*** Data for processing ***

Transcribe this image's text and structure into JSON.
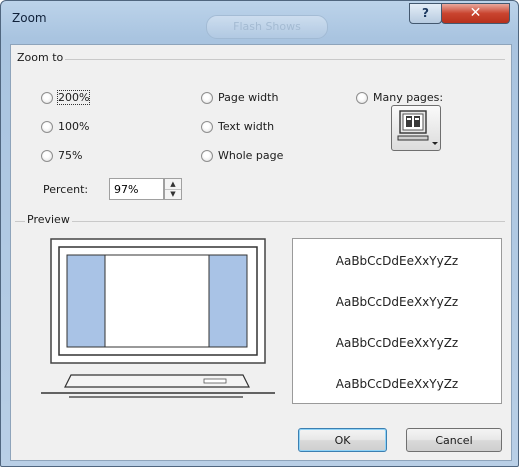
{
  "window": {
    "title": "Zoom",
    "background_tab_label": "Flash Shows"
  },
  "titlebar": {
    "help_glyph": "?",
    "close_glyph": "✕"
  },
  "zoom_to": {
    "group_label": "Zoom to",
    "options": [
      {
        "label": "200%",
        "selected": false
      },
      {
        "label": "100%",
        "selected": false
      },
      {
        "label": "75%",
        "selected": false
      },
      {
        "label": "Page width",
        "selected": false
      },
      {
        "label": "Text width",
        "selected": false
      },
      {
        "label": "Whole page",
        "selected": false
      },
      {
        "label": "Many pages:",
        "selected": false
      }
    ],
    "many_pages_icon": "monitor-pages-icon"
  },
  "percent": {
    "label": "Percent:",
    "value": "97%"
  },
  "preview": {
    "group_label": "Preview",
    "samples": [
      "AaBbCcDdEeXxYyZz",
      "AaBbCcDdEeXxYyZz",
      "AaBbCcDdEeXxYyZz",
      "AaBbCcDdEeXxYyZz"
    ]
  },
  "buttons": {
    "ok": "OK",
    "cancel": "Cancel"
  },
  "colors": {
    "page_margin_fill": "#a9c3e6",
    "titlebar": "#b9cfe6",
    "close_button": "#c9442f"
  }
}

***

Make a verbatim copy of all the entries and strip out the pictures.

Transcribe this image's text and structure into JSON.
{
  "window": {
    "title": "Zoom",
    "background_tab_label": "Flash Shows"
  },
  "titlebar": {
    "help_glyph": "?",
    "close_glyph": "✕"
  },
  "zoom_to": {
    "group_label": "Zoom to",
    "options": [
      {
        "label": "200%",
        "selected": false
      },
      {
        "label": "100%",
        "selected": false
      },
      {
        "label": "75%",
        "selected": false
      },
      {
        "label": "Page width",
        "selected": false
      },
      {
        "label": "Text width",
        "selected": false
      },
      {
        "label": "Whole page",
        "selected": false
      },
      {
        "label": "Many pages:",
        "selected": false
      }
    ],
    "many_pages_icon": "monitor-pages-icon"
  },
  "percent": {
    "label": "Percent:",
    "value": "97%"
  },
  "preview": {
    "group_label": "Preview",
    "samples": [
      "AaBbCcDdEeXxYyZz",
      "AaBbCcDdEeXxYyZz",
      "AaBbCcDdEeXxYyZz",
      "AaBbCcDdEeXxYyZz"
    ]
  },
  "buttons": {
    "ok": "OK",
    "cancel": "Cancel"
  },
  "colors": {
    "page_margin_fill": "#a9c3e6",
    "titlebar": "#b9cfe6",
    "close_button": "#c9442f"
  }
}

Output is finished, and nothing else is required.